— What is required —
Reproduce all the entries exactly.

— Available records —

* begin *

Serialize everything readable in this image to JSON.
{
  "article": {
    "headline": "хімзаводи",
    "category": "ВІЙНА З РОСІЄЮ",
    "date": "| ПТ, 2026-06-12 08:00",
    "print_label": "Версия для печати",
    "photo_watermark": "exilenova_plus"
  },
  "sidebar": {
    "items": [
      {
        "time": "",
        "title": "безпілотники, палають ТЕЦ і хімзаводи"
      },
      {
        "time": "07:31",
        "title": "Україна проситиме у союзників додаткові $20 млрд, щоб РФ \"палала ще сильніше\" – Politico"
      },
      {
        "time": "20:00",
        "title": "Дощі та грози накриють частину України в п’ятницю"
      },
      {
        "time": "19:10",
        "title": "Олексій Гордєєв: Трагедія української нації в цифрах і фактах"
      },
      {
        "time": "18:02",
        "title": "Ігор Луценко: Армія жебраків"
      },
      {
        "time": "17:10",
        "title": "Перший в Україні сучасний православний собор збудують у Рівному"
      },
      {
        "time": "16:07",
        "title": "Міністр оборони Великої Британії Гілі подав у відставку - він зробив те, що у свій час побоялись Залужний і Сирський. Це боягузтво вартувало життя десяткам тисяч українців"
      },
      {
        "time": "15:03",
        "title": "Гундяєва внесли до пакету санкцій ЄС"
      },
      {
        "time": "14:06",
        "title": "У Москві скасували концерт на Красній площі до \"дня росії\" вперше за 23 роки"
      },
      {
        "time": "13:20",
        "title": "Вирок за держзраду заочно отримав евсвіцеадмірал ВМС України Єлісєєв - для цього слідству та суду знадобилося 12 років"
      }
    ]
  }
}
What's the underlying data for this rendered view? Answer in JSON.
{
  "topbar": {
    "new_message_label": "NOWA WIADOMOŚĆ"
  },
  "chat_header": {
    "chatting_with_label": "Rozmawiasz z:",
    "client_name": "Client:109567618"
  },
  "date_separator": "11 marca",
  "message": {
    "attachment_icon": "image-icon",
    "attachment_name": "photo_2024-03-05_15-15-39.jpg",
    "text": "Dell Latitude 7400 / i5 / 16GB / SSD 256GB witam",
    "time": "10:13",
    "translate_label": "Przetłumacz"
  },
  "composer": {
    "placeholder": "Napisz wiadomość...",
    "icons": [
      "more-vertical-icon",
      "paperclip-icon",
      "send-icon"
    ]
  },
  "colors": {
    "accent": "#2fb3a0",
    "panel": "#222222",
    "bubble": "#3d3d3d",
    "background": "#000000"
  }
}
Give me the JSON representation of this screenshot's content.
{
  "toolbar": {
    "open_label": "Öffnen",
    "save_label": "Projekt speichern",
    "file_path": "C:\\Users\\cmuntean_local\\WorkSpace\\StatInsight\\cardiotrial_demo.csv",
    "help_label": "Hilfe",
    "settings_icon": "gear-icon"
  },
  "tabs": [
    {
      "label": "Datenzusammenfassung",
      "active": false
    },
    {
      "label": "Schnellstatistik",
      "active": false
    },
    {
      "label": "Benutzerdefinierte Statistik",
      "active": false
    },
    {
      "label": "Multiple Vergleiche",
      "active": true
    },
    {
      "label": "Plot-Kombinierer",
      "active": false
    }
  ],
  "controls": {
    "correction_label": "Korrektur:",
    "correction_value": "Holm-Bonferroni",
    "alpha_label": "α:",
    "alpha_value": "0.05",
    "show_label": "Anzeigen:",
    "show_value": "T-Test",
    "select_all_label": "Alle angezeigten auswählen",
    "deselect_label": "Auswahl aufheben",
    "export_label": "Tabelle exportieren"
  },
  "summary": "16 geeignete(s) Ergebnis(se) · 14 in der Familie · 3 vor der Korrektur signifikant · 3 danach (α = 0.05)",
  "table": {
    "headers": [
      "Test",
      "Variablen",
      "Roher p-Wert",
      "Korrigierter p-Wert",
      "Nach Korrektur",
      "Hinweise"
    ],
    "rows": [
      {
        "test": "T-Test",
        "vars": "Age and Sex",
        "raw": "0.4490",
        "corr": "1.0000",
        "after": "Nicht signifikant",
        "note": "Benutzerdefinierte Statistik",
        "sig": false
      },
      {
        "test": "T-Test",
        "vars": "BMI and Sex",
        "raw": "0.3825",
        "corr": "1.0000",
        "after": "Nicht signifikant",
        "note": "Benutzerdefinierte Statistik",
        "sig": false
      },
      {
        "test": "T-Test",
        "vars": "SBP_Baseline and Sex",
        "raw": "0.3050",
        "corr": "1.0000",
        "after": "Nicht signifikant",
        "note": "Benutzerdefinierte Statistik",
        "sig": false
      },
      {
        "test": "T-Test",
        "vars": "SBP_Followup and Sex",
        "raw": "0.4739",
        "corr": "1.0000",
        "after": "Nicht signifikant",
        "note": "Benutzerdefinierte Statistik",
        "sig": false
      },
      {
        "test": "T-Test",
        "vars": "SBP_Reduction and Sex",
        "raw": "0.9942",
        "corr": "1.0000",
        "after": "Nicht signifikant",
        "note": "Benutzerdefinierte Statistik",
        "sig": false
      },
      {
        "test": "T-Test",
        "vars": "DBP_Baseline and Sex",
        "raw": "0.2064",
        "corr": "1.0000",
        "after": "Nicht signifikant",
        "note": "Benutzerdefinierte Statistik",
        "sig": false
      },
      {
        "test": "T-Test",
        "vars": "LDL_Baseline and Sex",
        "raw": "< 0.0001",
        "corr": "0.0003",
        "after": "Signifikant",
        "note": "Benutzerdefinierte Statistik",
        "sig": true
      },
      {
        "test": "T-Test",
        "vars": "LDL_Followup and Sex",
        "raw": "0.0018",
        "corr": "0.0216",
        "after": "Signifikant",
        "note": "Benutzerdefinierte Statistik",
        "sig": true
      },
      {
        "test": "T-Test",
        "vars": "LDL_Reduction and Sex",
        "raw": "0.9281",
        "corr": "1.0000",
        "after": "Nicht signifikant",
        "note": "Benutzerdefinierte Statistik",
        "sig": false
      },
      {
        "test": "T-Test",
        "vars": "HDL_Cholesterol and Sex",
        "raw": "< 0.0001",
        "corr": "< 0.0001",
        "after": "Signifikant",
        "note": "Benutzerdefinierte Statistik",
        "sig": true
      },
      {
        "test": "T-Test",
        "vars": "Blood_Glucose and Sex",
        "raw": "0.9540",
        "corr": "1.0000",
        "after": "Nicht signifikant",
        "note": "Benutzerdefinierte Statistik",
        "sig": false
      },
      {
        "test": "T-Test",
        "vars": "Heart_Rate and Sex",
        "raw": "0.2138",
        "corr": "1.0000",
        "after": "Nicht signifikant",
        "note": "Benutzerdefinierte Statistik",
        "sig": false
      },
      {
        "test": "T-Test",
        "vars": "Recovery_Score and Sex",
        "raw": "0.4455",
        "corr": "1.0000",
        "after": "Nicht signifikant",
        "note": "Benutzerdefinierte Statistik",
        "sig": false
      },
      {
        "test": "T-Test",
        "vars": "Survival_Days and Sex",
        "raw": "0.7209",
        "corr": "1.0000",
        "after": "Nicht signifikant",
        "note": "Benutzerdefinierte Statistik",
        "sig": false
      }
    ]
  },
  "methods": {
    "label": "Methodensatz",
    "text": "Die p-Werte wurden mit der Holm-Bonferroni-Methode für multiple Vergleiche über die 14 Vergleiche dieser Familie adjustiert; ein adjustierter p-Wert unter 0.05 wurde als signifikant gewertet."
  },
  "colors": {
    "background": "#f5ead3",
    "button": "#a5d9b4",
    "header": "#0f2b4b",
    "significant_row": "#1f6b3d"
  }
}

* end *

— Answer —
Serialize everything readable in this image to JSON.
{
  "article": {
    "headline": "хімзаводи",
    "category": "ВІЙНА З РОСІЄЮ",
    "date": "| ПТ, 2026-06-12 08:00",
    "print_label": "Версия для печати",
    "photo_watermark": "exilenova_plus"
  },
  "sidebar": {
    "items": [
      {
        "time": "",
        "title": "безпілотники, палають ТЕЦ і хімзаводи"
      },
      {
        "time": "07:31",
        "title": "Україна проситиме у союзників додаткові $20 млрд, щоб РФ \"палала ще сильніше\" – Politico"
      },
      {
        "time": "20:00",
        "title": "Дощі та грози накриють частину України в п’ятницю"
      },
      {
        "time": "19:10",
        "title": "Олексій Гордєєв: Трагедія української нації в цифрах і фактах"
      },
      {
        "time": "18:02",
        "title": "Ігор Луценко: Армія жебраків"
      },
      {
        "time": "17:10",
        "title": "Перший в Україні сучасний православний собор збудують у Рівному"
      },
      {
        "time": "16:07",
        "title": "Міністр оборони Великої Британії Гілі подав у відставку - він зробив те, що у свій час побоялись Залужний і Сирський. Це боягузтво вартувало життя десяткам тисяч українців"
      },
      {
        "time": "15:03",
        "title": "Гундяєва внесли до пакету санкцій ЄС"
      },
      {
        "time": "14:06",
        "title": "У Москві скасували концерт на Красній площі до \"дня росії\" вперше за 23 роки"
      },
      {
        "time": "13:20",
        "title": "Вирок за держзраду заочно отримав евсвіцеадмірал ВМС України Єлісєєв - для цього слідству та суду знадобилося 12 років"
      }
    ]
  }
}
What's the underlying data for this rendered view? Answer in JSON.
{
  "topbar": {
    "new_message_label": "NOWA WIADOMOŚĆ"
  },
  "chat_header": {
    "chatting_with_label": "Rozmawiasz z:",
    "client_name": "Client:109567618"
  },
  "date_separator": "11 marca",
  "message": {
    "attachment_icon": "image-icon",
    "attachment_name": "photo_2024-03-05_15-15-39.jpg",
    "text": "Dell Latitude 7400 / i5 / 16GB / SSD 256GB witam",
    "time": "10:13",
    "translate_label": "Przetłumacz"
  },
  "composer": {
    "placeholder": "Napisz wiadomość...",
    "icons": [
      "more-vertical-icon",
      "paperclip-icon",
      "send-icon"
    ]
  },
  "colors": {
    "accent": "#2fb3a0",
    "panel": "#222222",
    "bubble": "#3d3d3d",
    "background": "#000000"
  }
}
Give me the JSON representation of this screenshot's content.
{
  "toolbar": {
    "open_label": "Öffnen",
    "save_label": "Projekt speichern",
    "file_path": "C:\\Users\\cmuntean_local\\WorkSpace\\StatInsight\\cardiotrial_demo.csv",
    "help_label": "Hilfe",
    "settings_icon": "gear-icon"
  },
  "tabs": [
    {
      "label": "Datenzusammenfassung",
      "active": false
    },
    {
      "label": "Schnellstatistik",
      "active": false
    },
    {
      "label": "Benutzerdefinierte Statistik",
      "active": false
    },
    {
      "label": "Multiple Vergleiche",
      "active": true
    },
    {
      "label": "Plot-Kombinierer",
      "active": false
    }
  ],
  "controls": {
    "correction_label": "Korrektur:",
    "correction_value": "Holm-Bonferroni",
    "alpha_label": "α:",
    "alpha_value": "0.05",
    "show_label": "Anzeigen:",
    "show_value": "T-Test",
    "select_all_label": "Alle angezeigten auswählen",
    "deselect_label": "Auswahl aufheben",
    "export_label": "Tabelle exportieren"
  },
  "summary": "16 geeignete(s) Ergebnis(se) · 14 in der Familie · 3 vor der Korrektur signifikant · 3 danach (α = 0.05)",
  "table": {
    "headers": [
      "Test",
      "Variablen",
      "Roher p-Wert",
      "Korrigierter p-Wert",
      "Nach Korrektur",
      "Hinweise"
    ],
    "rows": [
      {
        "test": "T-Test",
        "vars": "Age and Sex",
        "raw": "0.4490",
        "corr": "1.0000",
        "after": "Nicht signifikant",
        "note": "Benutzerdefinierte Statistik",
        "sig": false
      },
      {
        "test": "T-Test",
        "vars": "BMI and Sex",
        "raw": "0.3825",
        "corr": "1.0000",
        "after": "Nicht signifikant",
        "note": "Benutzerdefinierte Statistik",
        "sig": false
      },
      {
        "test": "T-Test",
        "vars": "SBP_Baseline and Sex",
        "raw": "0.3050",
        "corr": "1.0000",
        "after": "Nicht signifikant",
        "note": "Benutzerdefinierte Statistik",
        "sig": false
      },
      {
        "test": "T-Test",
        "vars": "SBP_Followup and Sex",
        "raw": "0.4739",
        "corr": "1.0000",
        "after": "Nicht signifikant",
        "note": "Benutzerdefinierte Statistik",
        "sig": false
      },
      {
        "test": "T-Test",
        "vars": "SBP_Reduction and Sex",
        "raw": "0.9942",
        "corr": "1.0000",
        "after": "Nicht signifikant",
        "note": "Benutzerdefinierte Statistik",
        "sig": false
      },
      {
        "test": "T-Test",
        "vars": "DBP_Baseline and Sex",
        "raw": "0.2064",
        "corr": "1.0000",
        "after": "Nicht signifikant",
        "note": "Benutzerdefinierte Statistik",
        "sig": false
      },
      {
        "test": "T-Test",
        "vars": "LDL_Baseline and Sex",
        "raw": "< 0.0001",
        "corr": "0.0003",
        "after": "Signifikant",
        "note": "Benutzerdefinierte Statistik",
        "sig": true
      },
      {
        "test": "T-Test",
        "vars": "LDL_Followup and Sex",
        "raw": "0.0018",
        "corr": "0.0216",
        "after": "Signifikant",
        "note": "Benutzerdefinierte Statistik",
        "sig": true
      },
      {
        "test": "T-Test",
        "vars": "LDL_Reduction and Sex",
        "raw": "0.9281",
        "corr": "1.0000",
        "after": "Nicht signifikant",
        "note": "Benutzerdefinierte Statistik",
        "sig": false
      },
      {
        "test": "T-Test",
        "vars": "HDL_Cholesterol and Sex",
        "raw": "< 0.0001",
        "corr": "< 0.0001",
        "after": "Signifikant",
        "note": "Benutzerdefinierte Statistik",
        "sig": true
      },
      {
        "test": "T-Test",
        "vars": "Blood_Glucose and Sex",
        "raw": "0.9540",
        "corr": "1.0000",
        "after": "Nicht signifikant",
        "note": "Benutzerdefinierte Statistik",
        "sig": false
      },
      {
        "test": "T-Test",
        "vars": "Heart_Rate and Sex",
        "raw": "0.2138",
        "corr": "1.0000",
        "after": "Nicht signifikant",
        "note": "Benutzerdefinierte Statistik",
        "sig": false
      },
      {
        "test": "T-Test",
        "vars": "Recovery_Score and Sex",
        "raw": "0.4455",
        "corr": "1.0000",
        "after": "Nicht signifikant",
        "note": "Benutzerdefinierte Statistik",
        "sig": false
      },
      {
        "test": "T-Test",
        "vars": "Survival_Days and Sex",
        "raw": "0.7209",
        "corr": "1.0000",
        "after": "Nicht signifikant",
        "note": "Benutzerdefinierte Statistik",
        "sig": false
      }
    ]
  },
  "methods": {
    "label": "Methodensatz",
    "text": "Die p-Werte wurden mit der Holm-Bonferroni-Methode für multiple Vergleiche über die 14 Vergleiche dieser Familie adjustiert; ein adjustierter p-Wert unter 0.05 wurde als signifikant gewertet."
  },
  "colors": {
    "background": "#f5ead3",
    "button": "#a5d9b4",
    "header": "#0f2b4b",
    "significant_row": "#1f6b3d"
  }
}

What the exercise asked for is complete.